TO DO »
Extract all lines that hold the string "renkli".
--- start of RECORD SET ---
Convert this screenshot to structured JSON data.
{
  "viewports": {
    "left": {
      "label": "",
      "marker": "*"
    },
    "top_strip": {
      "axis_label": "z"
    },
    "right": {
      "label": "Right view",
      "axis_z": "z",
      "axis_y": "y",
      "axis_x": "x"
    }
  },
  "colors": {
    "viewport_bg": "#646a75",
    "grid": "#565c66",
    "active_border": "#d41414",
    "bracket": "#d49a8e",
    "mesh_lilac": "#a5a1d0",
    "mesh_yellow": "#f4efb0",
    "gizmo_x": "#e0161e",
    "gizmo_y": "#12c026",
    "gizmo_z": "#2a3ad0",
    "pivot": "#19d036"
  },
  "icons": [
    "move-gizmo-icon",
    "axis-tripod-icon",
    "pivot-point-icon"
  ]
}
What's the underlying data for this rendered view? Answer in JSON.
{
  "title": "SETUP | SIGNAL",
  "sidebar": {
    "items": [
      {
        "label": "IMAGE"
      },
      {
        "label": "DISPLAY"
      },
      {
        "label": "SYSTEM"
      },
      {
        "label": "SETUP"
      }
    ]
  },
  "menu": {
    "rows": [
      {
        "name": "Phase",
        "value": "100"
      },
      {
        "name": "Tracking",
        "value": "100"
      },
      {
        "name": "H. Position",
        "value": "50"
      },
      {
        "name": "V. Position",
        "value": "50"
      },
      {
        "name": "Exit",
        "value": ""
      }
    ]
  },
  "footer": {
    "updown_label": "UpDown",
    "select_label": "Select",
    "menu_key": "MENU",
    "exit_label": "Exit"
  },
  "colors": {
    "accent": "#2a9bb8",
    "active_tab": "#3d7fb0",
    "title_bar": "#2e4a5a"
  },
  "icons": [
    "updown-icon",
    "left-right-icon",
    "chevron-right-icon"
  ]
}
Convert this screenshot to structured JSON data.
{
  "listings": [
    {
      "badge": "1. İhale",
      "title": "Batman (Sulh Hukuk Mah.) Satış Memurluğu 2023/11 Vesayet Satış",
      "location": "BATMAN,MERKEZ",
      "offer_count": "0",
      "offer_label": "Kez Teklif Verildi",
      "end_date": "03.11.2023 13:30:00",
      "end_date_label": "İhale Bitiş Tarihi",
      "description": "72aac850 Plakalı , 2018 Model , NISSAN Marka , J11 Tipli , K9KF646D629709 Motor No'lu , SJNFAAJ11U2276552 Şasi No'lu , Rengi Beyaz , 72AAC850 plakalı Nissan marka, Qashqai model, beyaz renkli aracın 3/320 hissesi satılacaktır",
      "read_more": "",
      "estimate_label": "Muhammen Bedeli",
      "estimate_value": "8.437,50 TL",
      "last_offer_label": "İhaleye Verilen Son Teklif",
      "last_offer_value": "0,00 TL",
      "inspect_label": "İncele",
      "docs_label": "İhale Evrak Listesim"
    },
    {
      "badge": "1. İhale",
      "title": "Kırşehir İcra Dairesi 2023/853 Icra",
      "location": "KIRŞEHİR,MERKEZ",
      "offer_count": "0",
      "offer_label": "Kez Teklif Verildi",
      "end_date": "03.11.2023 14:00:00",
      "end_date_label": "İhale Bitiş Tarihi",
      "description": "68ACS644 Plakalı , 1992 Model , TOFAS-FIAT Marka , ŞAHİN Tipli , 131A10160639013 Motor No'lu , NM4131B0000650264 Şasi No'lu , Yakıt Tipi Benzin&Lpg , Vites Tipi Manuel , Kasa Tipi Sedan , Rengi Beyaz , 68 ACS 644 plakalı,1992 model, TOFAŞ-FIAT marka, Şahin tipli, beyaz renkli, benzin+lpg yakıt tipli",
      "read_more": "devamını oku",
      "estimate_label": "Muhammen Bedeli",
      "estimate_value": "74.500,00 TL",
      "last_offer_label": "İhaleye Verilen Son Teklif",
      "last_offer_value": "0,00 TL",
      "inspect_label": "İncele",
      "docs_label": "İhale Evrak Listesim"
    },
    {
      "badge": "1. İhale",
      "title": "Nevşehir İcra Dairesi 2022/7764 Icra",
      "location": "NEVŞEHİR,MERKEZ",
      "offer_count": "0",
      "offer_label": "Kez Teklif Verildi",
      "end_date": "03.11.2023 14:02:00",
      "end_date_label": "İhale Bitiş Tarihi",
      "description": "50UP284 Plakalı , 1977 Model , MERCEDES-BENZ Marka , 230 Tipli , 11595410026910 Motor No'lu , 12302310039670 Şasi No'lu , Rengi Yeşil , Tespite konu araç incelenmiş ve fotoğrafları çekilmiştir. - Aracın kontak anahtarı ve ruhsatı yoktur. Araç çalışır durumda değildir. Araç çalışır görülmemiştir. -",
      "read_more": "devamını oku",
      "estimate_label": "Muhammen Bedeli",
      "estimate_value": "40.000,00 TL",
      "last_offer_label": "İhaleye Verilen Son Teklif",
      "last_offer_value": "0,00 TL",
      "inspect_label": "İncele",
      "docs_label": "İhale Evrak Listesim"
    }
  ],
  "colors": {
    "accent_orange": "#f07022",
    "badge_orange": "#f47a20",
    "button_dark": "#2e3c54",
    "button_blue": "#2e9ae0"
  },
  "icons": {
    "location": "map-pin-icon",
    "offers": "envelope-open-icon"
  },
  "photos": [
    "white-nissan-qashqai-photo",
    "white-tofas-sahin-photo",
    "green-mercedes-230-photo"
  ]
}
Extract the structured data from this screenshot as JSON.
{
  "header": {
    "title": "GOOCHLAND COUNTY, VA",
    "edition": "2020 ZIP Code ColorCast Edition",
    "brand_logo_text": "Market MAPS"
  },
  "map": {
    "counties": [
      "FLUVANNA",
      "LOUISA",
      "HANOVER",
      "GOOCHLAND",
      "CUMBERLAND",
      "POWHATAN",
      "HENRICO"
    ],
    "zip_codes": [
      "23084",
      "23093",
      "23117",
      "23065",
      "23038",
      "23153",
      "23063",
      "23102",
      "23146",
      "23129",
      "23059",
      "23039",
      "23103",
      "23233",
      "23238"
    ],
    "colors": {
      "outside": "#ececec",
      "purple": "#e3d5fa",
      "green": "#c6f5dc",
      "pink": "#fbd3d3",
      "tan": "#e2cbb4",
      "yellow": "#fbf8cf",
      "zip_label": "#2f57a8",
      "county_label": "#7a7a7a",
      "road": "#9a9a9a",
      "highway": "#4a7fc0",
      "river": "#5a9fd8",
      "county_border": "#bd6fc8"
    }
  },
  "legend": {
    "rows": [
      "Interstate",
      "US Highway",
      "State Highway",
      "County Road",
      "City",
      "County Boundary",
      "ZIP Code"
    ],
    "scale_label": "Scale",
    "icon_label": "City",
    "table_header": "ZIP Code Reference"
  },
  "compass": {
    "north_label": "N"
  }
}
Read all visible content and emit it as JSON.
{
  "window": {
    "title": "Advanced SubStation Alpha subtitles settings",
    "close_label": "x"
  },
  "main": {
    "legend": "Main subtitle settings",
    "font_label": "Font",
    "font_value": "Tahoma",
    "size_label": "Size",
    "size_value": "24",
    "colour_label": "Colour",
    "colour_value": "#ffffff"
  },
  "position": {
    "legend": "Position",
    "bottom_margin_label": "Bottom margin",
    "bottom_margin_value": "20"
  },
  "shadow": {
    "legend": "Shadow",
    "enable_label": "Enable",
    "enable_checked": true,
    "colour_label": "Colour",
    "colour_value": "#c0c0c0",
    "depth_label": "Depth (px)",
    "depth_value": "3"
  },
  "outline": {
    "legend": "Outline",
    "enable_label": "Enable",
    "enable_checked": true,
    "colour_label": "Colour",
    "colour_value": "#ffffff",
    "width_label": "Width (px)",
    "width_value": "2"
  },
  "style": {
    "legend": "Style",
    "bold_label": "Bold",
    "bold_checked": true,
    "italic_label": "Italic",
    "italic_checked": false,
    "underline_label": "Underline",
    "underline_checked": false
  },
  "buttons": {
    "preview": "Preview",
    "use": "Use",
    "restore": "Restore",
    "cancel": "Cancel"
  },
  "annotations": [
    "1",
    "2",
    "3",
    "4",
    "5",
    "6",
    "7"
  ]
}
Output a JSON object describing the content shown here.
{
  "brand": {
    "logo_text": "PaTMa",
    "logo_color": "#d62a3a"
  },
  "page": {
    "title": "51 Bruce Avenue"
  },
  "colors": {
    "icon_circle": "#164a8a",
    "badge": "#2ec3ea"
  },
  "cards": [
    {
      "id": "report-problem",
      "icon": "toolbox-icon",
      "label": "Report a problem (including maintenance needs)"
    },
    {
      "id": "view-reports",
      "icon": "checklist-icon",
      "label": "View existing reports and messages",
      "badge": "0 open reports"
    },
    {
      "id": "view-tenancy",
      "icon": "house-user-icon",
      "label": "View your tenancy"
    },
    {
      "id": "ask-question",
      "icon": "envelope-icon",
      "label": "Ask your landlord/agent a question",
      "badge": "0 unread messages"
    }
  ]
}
--- end of RECORD SET ---
CORRECT OUTPUT »
      "description": "72aac850 Plakalı , 2018 Model , NISSAN Marka , J11 Tipli , K9KF646D629709 Motor No'lu , SJNFAAJ11U2276552 Şasi No'lu , Rengi Beyaz , 72AAC850 plakalı Nissan marka, Qashqai model, beyaz renkli aracın 3/320 hissesi satılacaktır",
      "description": "68ACS644 Plakalı , 1992 Model , TOFAS-FIAT Marka , ŞAHİN Tipli , 131A10160639013 Motor No'lu , NM4131B0000650264 Şasi No'lu , Yakıt Tipi Benzin&Lpg , Vites Tipi Manuel , Kasa Tipi Sedan , Rengi Beyaz , 68 ACS 644 plakalı,1992 model, TOFAŞ-FIAT marka, Şahin tipli, beyaz renkli, benzin+lpg yakıt tipli",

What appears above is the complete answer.